### TASK STATEMENT
Please determine how many lines of the material include the word "into", and respond with nothing but that number.

DATA LISTING start

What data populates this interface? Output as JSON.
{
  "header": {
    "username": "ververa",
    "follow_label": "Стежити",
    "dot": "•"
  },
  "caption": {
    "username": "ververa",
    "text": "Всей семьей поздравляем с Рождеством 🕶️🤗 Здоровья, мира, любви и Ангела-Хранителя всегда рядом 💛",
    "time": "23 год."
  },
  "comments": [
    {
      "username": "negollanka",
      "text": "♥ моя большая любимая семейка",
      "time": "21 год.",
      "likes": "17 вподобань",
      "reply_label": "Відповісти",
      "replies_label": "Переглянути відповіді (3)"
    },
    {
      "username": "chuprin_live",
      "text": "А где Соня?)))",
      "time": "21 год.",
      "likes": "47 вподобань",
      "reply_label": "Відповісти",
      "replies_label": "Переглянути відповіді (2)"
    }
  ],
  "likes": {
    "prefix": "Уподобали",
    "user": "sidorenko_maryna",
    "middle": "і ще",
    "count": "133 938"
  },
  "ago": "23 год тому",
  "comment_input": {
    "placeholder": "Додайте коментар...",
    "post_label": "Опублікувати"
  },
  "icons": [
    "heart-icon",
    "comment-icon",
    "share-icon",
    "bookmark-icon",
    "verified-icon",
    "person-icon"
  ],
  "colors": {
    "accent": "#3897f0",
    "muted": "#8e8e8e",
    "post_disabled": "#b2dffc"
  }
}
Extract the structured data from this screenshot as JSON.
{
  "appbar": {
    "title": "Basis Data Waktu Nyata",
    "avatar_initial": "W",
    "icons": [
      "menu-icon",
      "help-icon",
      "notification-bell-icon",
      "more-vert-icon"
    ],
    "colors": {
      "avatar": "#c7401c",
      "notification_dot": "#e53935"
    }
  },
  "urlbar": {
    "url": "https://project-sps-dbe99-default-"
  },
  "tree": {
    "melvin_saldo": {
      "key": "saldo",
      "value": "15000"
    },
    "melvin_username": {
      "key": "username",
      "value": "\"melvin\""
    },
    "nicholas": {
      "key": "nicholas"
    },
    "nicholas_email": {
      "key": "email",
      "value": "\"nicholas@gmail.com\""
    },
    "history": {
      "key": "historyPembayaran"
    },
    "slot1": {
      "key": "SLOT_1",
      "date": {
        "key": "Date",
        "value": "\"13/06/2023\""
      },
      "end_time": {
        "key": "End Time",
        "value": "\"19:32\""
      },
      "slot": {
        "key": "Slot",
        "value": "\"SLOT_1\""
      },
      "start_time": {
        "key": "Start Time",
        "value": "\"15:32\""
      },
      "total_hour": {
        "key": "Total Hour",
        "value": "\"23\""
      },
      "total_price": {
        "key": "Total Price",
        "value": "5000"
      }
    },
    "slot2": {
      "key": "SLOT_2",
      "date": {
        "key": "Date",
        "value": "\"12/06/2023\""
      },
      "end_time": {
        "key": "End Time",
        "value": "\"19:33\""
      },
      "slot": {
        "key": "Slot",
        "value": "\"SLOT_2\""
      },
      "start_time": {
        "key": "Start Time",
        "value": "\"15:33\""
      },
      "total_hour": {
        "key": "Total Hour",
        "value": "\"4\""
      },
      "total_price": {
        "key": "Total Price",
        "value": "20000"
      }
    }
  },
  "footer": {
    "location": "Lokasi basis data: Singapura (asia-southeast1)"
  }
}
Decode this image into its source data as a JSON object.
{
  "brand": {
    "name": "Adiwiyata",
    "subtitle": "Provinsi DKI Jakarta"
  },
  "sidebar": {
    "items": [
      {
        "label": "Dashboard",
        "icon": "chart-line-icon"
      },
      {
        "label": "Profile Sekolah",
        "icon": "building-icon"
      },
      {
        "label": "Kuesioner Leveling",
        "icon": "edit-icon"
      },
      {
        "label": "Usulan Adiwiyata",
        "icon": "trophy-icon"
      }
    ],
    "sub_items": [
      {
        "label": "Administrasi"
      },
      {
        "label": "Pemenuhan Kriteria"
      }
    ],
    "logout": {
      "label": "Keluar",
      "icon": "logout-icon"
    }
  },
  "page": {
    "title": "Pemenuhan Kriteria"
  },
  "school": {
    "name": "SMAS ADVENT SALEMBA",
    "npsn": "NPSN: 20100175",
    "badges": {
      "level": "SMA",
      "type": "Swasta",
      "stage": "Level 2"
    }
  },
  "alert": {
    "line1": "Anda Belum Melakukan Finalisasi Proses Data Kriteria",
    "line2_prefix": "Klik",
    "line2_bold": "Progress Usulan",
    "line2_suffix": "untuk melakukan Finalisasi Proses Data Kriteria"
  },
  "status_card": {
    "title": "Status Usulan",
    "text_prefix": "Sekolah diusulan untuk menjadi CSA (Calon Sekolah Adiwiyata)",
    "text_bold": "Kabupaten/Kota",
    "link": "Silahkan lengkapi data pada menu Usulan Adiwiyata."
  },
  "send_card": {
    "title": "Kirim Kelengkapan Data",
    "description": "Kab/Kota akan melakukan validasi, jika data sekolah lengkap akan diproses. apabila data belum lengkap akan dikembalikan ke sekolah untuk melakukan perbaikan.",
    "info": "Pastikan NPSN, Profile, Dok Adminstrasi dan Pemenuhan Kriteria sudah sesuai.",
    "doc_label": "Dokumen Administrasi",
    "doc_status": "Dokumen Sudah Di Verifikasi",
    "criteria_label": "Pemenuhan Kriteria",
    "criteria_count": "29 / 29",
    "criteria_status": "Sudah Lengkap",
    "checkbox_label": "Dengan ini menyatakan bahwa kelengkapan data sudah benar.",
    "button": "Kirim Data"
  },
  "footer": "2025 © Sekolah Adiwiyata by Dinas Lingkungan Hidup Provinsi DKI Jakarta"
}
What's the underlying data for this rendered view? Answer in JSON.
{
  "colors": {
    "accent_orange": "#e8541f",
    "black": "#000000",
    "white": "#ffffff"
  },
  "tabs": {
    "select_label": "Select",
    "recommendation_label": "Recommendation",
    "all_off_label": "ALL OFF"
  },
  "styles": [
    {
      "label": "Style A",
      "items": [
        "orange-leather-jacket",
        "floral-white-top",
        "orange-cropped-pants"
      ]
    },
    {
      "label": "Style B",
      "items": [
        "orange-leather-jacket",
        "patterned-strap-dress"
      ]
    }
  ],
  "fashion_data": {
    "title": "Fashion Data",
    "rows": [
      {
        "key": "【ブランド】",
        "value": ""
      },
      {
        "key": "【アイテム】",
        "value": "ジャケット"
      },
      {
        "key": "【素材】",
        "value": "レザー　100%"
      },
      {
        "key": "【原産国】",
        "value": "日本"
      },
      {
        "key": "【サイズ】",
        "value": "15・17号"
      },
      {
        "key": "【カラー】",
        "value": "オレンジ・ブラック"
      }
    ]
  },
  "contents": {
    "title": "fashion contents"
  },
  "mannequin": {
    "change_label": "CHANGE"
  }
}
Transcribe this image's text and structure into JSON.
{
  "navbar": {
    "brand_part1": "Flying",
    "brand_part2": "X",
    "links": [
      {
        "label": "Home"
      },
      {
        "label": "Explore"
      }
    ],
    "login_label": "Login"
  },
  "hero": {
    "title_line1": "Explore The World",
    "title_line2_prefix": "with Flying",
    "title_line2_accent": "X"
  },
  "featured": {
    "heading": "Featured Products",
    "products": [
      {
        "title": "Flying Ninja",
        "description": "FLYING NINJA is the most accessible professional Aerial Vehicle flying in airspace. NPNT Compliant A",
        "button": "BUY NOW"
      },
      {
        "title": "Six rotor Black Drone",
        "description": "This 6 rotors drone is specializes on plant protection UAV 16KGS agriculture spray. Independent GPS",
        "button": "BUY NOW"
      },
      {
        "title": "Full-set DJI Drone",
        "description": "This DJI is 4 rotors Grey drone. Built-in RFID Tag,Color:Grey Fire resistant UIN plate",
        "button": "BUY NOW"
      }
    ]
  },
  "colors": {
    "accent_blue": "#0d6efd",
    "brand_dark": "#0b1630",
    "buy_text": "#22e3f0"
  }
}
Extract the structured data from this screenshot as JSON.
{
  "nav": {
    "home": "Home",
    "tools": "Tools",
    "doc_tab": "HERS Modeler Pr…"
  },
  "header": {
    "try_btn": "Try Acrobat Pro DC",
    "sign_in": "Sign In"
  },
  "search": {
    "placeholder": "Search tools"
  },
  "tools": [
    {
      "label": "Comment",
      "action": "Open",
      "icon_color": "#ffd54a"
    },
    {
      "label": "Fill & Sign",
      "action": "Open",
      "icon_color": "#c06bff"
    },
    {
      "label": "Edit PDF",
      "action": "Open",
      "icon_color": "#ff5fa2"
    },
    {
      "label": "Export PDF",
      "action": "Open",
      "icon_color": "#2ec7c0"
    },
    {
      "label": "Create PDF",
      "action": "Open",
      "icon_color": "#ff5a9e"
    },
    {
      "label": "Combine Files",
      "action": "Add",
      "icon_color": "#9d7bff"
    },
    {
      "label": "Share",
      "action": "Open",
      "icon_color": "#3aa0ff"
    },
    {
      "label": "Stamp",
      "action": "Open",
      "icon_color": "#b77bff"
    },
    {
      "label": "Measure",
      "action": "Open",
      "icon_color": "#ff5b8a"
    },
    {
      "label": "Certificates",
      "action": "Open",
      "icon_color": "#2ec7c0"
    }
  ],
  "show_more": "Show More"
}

DATA LISTING end

### ANSWER
2